→ **DIE AUFGABE**
Kannst du sämtliche folgenden Daten Zeile für Zeile unverändert wiedergeben?

→ **AUSGANGSDATEN**
:::::
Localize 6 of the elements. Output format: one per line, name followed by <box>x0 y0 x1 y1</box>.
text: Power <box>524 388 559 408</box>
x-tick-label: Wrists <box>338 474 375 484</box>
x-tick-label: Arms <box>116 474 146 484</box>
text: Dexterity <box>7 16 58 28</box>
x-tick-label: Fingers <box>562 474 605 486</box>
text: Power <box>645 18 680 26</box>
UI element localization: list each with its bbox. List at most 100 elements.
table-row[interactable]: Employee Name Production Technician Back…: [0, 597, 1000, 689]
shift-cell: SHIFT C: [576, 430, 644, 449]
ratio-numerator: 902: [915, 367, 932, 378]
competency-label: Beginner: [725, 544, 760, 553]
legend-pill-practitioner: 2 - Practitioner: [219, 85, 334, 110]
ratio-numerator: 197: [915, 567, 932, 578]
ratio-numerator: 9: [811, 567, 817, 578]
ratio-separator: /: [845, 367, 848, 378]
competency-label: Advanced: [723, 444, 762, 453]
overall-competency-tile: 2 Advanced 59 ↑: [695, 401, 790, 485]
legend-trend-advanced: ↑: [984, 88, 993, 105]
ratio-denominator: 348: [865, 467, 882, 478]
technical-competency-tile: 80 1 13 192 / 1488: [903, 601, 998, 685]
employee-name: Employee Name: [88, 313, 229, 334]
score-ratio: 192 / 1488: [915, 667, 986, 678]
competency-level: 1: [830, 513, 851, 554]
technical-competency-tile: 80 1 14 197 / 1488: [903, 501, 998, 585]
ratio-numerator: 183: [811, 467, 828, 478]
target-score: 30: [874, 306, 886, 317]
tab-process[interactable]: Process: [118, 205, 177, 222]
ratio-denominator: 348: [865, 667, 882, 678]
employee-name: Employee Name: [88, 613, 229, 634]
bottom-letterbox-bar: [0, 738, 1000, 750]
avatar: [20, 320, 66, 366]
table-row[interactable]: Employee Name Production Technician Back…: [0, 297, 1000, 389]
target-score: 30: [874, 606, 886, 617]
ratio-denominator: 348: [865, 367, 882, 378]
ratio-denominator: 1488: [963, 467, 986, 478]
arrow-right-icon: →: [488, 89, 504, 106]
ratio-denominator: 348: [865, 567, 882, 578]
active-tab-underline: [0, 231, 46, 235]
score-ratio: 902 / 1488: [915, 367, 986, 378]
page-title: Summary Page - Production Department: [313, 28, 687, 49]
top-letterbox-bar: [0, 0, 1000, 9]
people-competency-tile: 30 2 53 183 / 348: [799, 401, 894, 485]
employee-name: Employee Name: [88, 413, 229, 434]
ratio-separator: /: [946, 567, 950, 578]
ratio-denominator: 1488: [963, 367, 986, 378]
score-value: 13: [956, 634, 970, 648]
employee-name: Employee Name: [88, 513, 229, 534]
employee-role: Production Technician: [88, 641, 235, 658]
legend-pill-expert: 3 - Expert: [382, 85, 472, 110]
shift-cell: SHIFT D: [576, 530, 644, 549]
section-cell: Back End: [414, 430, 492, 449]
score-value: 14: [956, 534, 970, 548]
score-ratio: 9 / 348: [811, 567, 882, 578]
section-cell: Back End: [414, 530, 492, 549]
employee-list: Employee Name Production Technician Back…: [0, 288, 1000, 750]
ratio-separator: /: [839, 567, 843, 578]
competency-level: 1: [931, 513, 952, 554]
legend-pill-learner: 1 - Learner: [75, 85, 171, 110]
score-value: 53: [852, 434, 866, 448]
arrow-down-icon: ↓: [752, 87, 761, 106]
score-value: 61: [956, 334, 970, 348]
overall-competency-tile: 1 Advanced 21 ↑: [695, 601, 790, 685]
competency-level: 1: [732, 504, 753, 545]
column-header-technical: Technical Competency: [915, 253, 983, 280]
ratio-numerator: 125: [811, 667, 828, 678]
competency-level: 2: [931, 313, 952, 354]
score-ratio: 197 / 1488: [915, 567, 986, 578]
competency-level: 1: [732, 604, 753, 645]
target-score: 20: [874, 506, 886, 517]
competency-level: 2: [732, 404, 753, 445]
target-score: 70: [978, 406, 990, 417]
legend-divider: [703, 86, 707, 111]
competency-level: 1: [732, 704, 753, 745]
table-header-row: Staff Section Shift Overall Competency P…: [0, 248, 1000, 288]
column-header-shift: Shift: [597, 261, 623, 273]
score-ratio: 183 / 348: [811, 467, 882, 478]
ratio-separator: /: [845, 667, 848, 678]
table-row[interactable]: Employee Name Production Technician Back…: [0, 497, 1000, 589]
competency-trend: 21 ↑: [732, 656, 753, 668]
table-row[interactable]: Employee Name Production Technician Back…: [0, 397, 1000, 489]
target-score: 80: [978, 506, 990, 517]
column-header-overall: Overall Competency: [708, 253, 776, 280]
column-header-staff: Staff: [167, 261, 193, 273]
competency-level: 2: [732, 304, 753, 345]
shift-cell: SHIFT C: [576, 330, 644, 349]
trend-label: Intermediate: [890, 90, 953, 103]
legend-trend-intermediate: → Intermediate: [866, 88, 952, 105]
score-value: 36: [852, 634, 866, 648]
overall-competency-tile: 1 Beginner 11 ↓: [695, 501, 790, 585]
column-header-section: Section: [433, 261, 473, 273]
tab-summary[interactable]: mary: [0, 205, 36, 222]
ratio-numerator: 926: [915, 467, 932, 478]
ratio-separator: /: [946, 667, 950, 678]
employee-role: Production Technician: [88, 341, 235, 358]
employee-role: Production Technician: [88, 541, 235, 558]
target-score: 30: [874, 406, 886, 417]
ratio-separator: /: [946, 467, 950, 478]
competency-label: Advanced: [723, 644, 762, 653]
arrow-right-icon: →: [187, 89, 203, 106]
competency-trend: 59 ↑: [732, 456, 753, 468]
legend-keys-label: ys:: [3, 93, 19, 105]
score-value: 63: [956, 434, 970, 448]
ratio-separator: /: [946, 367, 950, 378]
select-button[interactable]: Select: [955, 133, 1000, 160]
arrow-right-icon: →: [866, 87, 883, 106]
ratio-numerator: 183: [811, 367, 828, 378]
:::::
→ **ANTWORT ZUR AUFGABE**
Localize 6 of the elements. Output format: one per line, name followed by <box>x0 y0 x1 y1</box>.
text: Power <box>524 388 559 408</box>
x-tick-label: Wrists <box>338 474 375 484</box>
x-tick-label: Arms <box>116 474 146 484</box>
text: Dexterity <box>7 16 58 28</box>
x-tick-label: Fingers <box>562 474 605 486</box>
text: Power <box>645 18 680 26</box>
UI element localization: list each with its bbox. List at most 100 elements.
table-row[interactable]: Employee Name Production Technician Back…: [0, 597, 1000, 689]
shift-cell: SHIFT C: [576, 430, 644, 449]
ratio-numerator: 902: [915, 367, 932, 378]
competency-label: Beginner: [725, 544, 760, 553]
legend-pill-practitioner: 2 - Practitioner: [219, 85, 334, 110]
ratio-numerator: 197: [915, 567, 932, 578]
ratio-numerator: 9: [811, 567, 817, 578]
ratio-separator: /: [845, 367, 848, 378]
competency-label: Advanced: [723, 444, 762, 453]
overall-competency-tile: 2 Advanced 59 ↑: [695, 401, 790, 485]
legend-trend-advanced: ↑: [984, 88, 993, 105]
ratio-denominator: 348: [865, 467, 882, 478]
technical-competency-tile: 80 1 13 192 / 1488: [903, 601, 998, 685]
employee-name: Employee Name: [88, 313, 229, 334]
score-ratio: 192 / 1488: [915, 667, 986, 678]
competency-level: 1: [830, 513, 851, 554]
technical-competency-tile: 80 1 14 197 / 1488: [903, 501, 998, 585]
ratio-numerator: 183: [811, 467, 828, 478]
target-score: 30: [874, 306, 886, 317]
tab-process[interactable]: Process: [118, 205, 177, 222]
ratio-denominator: 348: [865, 667, 882, 678]
employee-name: Employee Name: [88, 613, 229, 634]
bottom-letterbox-bar: [0, 738, 1000, 750]
avatar: [20, 320, 66, 366]
table-row[interactable]: Employee Name Production Technician Back…: [0, 297, 1000, 389]
target-score: 30: [874, 606, 886, 617]
ratio-denominator: 348: [865, 367, 882, 378]
ratio-denominator: 1488: [963, 467, 986, 478]
arrow-right-icon: →: [488, 89, 504, 106]
ratio-denominator: 348: [865, 567, 882, 578]
active-tab-underline: [0, 231, 46, 235]
score-ratio: 902 / 1488: [915, 367, 986, 378]
page-title: Summary Page - Production Department: [313, 28, 687, 49]
top-letterbox-bar: [0, 0, 1000, 9]
people-competency-tile: 30 2 53 183 / 348: [799, 401, 894, 485]
employee-name: Employee Name: [88, 413, 229, 434]
ratio-separator: /: [946, 567, 950, 578]
ratio-denominator: 1488: [963, 367, 986, 378]
score-value: 13: [956, 634, 970, 648]
employee-name: Employee Name: [88, 513, 229, 534]
employee-role: Production Technician: [88, 641, 235, 658]
legend-pill-expert: 3 - Expert: [382, 85, 472, 110]
shift-cell: SHIFT D: [576, 530, 644, 549]
section-cell: Back End: [414, 430, 492, 449]
score-value: 14: [956, 534, 970, 548]
score-ratio: 9 / 348: [811, 567, 882, 578]
section-cell: Back End: [414, 530, 492, 549]
employee-list: Employee Name Production Technician Back…: [0, 288, 1000, 750]
ratio-separator: /: [839, 567, 843, 578]
competency-level: 1: [931, 513, 952, 554]
legend-pill-learner: 1 - Learner: [75, 85, 171, 110]
score-value: 53: [852, 434, 866, 448]
arrow-down-icon: ↓: [752, 87, 761, 106]
score-value: 61: [956, 334, 970, 348]
overall-competency-tile: 1 Advanced 21 ↑: [695, 601, 790, 685]
competency-level: 1: [732, 504, 753, 545]
column-header-technical: Technical Competency: [915, 253, 983, 280]
ratio-numerator: 125: [811, 667, 828, 678]
competency-level: 2: [931, 313, 952, 354]
score-ratio: 197 / 1488: [915, 567, 986, 578]
competency-level: 1: [732, 604, 753, 645]
target-score: 20: [874, 506, 886, 517]
competency-level: 2: [732, 404, 753, 445]
target-score: 70: [978, 406, 990, 417]
legend-divider: [703, 86, 707, 111]
competency-level: 1: [732, 704, 753, 745]
table-header-row: Staff Section Shift Overall Competency P…: [0, 248, 1000, 288]
column-header-shift: Shift: [597, 261, 623, 273]
score-ratio: 183 / 348: [811, 467, 882, 478]
ratio-separator: /: [845, 667, 848, 678]
table-row[interactable]: Employee Name Production Technician Back…: [0, 497, 1000, 589]
competency-trend: 21 ↑: [732, 656, 753, 668]
table-row[interactable]: Employee Name Production Technician Back…: [0, 397, 1000, 489]
target-score: 80: [978, 506, 990, 517]
column-header-overall: Overall Competency: [708, 253, 776, 280]
column-header-staff: Staff: [167, 261, 193, 273]
competency-level: 2: [732, 304, 753, 345]
shift-cell: SHIFT C: [576, 330, 644, 349]
trend-label: Intermediate: [890, 90, 953, 103]
legend-trend-intermediate: → Intermediate: [866, 88, 952, 105]
score-value: 36: [852, 634, 866, 648]
overall-competency-tile: 1 Beginner 11 ↓: [695, 501, 790, 585]
column-header-section: Section: [433, 261, 473, 273]
tab-summary[interactable]: mary: [0, 205, 36, 222]
ratio-numerator: 926: [915, 467, 932, 478]
ratio-separator: /: [946, 667, 950, 678]
employee-role: Production Technician: [88, 341, 235, 358]
employee-role: Production Technician: [88, 541, 235, 558]
target-score: 30: [874, 406, 886, 417]
ratio-separator: /: [946, 467, 950, 478]
competency-label: Advanced: [723, 644, 762, 653]
arrow-right-icon: →: [187, 89, 203, 106]
competency-trend: 59 ↑: [732, 456, 753, 468]
legend-keys-label: ys:: [3, 93, 19, 105]
score-value: 63: [956, 434, 970, 448]
ratio-separator: /: [946, 367, 950, 378]
select-button[interactable]: Select: [955, 133, 1000, 160]
arrow-right-icon: →: [866, 87, 883, 106]
ratio-numerator: 183: [811, 367, 828, 378]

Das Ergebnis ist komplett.